* _What the task requires_
Reproduce all the lines below exactly and omit the images.

────────────────────

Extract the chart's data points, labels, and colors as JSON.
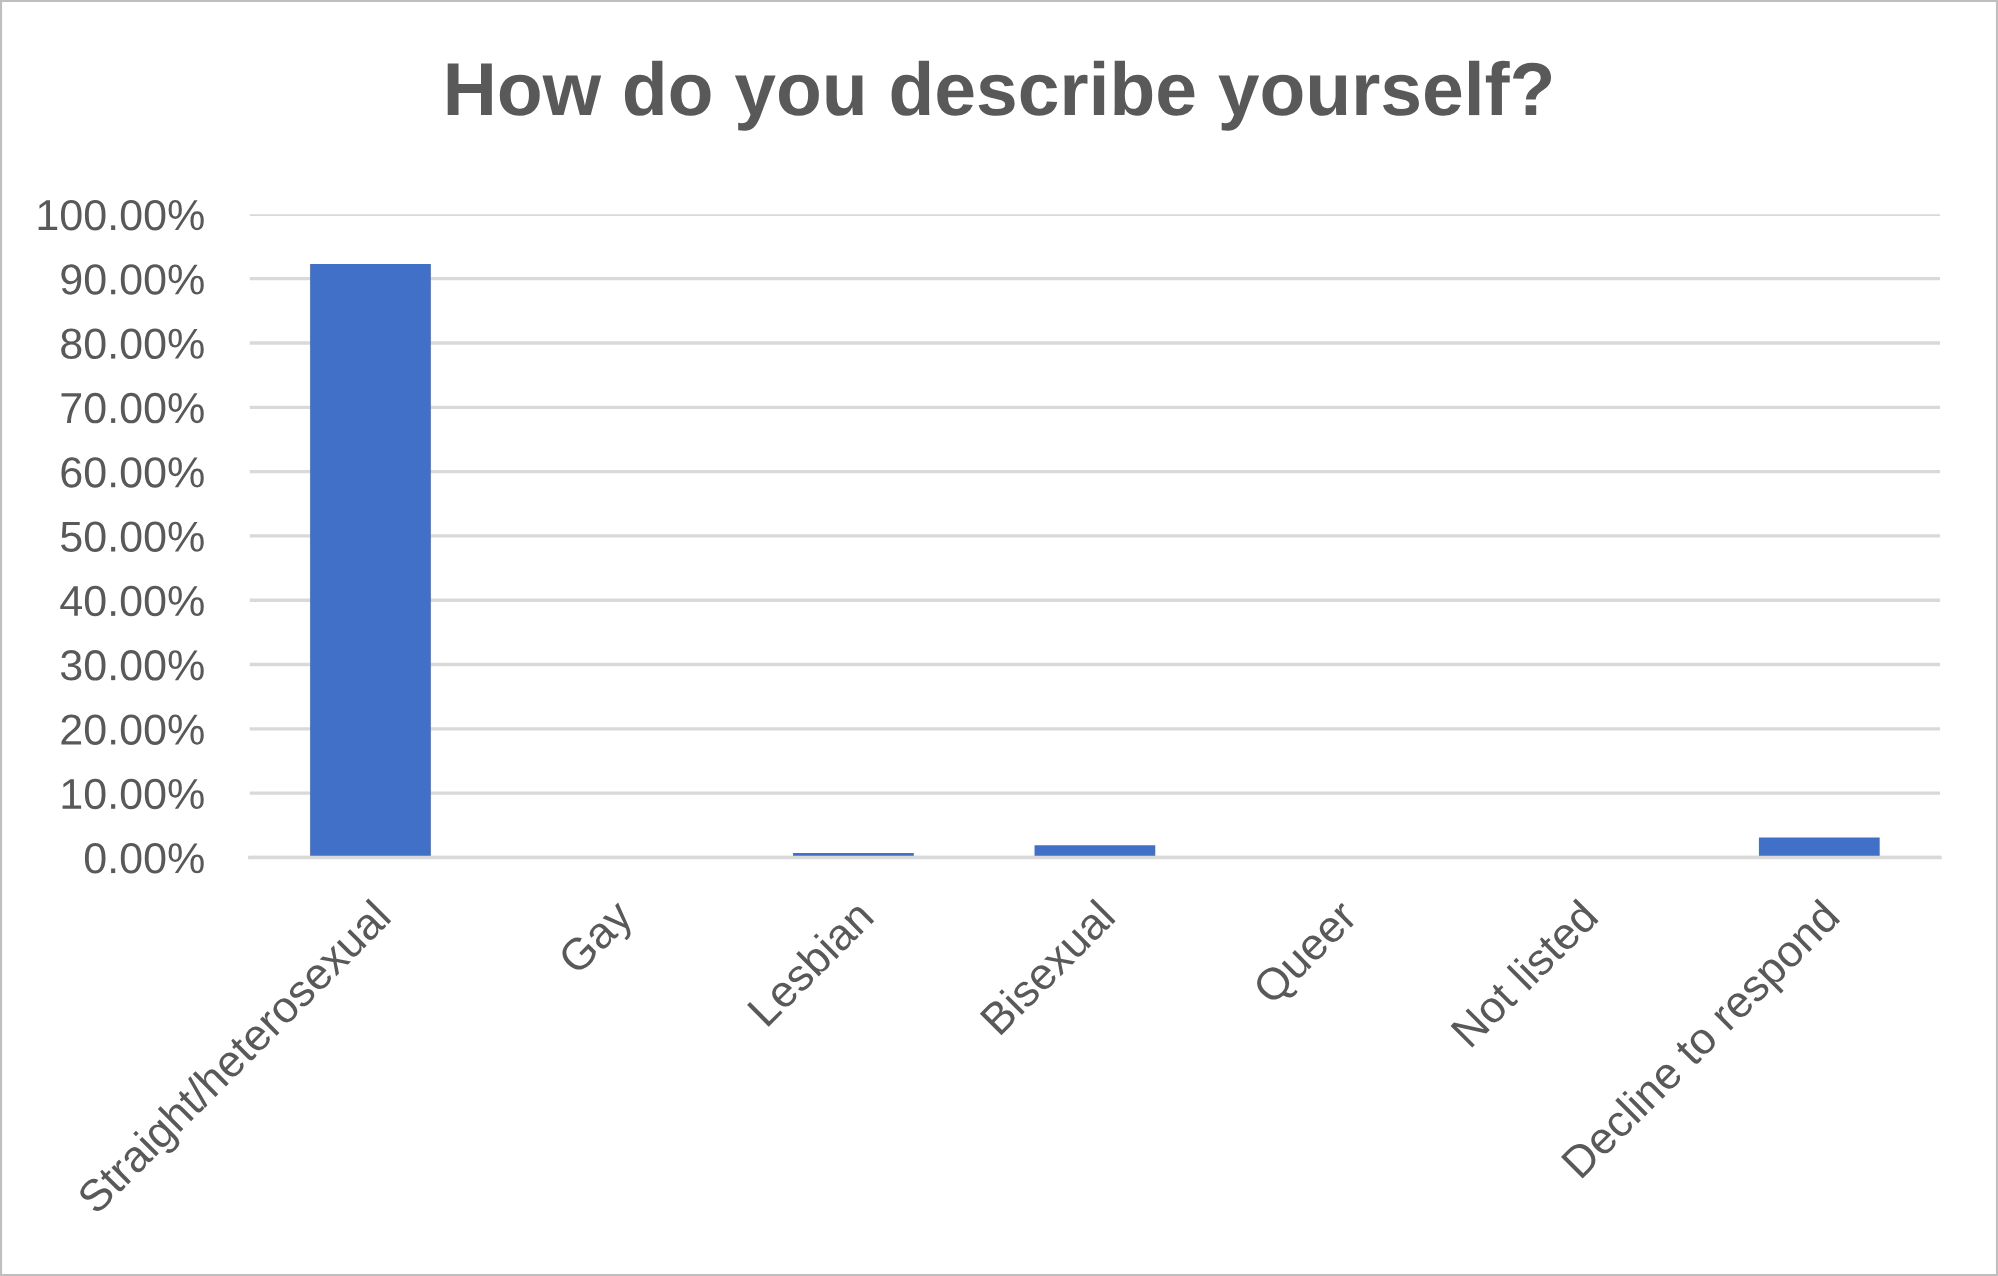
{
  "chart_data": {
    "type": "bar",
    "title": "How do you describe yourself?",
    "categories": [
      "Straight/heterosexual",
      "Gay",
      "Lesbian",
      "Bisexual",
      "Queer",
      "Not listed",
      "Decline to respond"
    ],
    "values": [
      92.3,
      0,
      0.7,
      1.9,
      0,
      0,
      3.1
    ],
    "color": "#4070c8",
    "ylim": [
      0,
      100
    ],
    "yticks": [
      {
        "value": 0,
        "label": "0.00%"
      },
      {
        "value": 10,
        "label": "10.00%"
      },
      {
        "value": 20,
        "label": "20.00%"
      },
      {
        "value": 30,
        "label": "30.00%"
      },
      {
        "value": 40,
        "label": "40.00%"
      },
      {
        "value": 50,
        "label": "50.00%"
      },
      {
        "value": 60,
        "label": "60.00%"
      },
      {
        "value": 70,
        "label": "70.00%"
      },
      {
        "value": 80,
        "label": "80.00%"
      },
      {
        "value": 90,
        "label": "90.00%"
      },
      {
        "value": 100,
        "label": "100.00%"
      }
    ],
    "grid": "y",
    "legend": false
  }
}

────────────────────

* _Complete response_
Extract the chart's data points, labels, and colors as JSON.
{
  "chart_data": {
    "type": "bar",
    "title": "How do you describe yourself?",
    "categories": [
      "Straight/heterosexual",
      "Gay",
      "Lesbian",
      "Bisexual",
      "Queer",
      "Not listed",
      "Decline to respond"
    ],
    "values": [
      92.3,
      0,
      0.7,
      1.9,
      0,
      0,
      3.1
    ],
    "color": "#4070c8",
    "ylim": [
      0,
      100
    ],
    "yticks": [
      {
        "value": 0,
        "label": "0.00%"
      },
      {
        "value": 10,
        "label": "10.00%"
      },
      {
        "value": 20,
        "label": "20.00%"
      },
      {
        "value": 30,
        "label": "30.00%"
      },
      {
        "value": 40,
        "label": "40.00%"
      },
      {
        "value": 50,
        "label": "50.00%"
      },
      {
        "value": 60,
        "label": "60.00%"
      },
      {
        "value": 70,
        "label": "70.00%"
      },
      {
        "value": 80,
        "label": "80.00%"
      },
      {
        "value": 90,
        "label": "90.00%"
      },
      {
        "value": 100,
        "label": "100.00%"
      }
    ],
    "grid": "y",
    "legend": false
  }
}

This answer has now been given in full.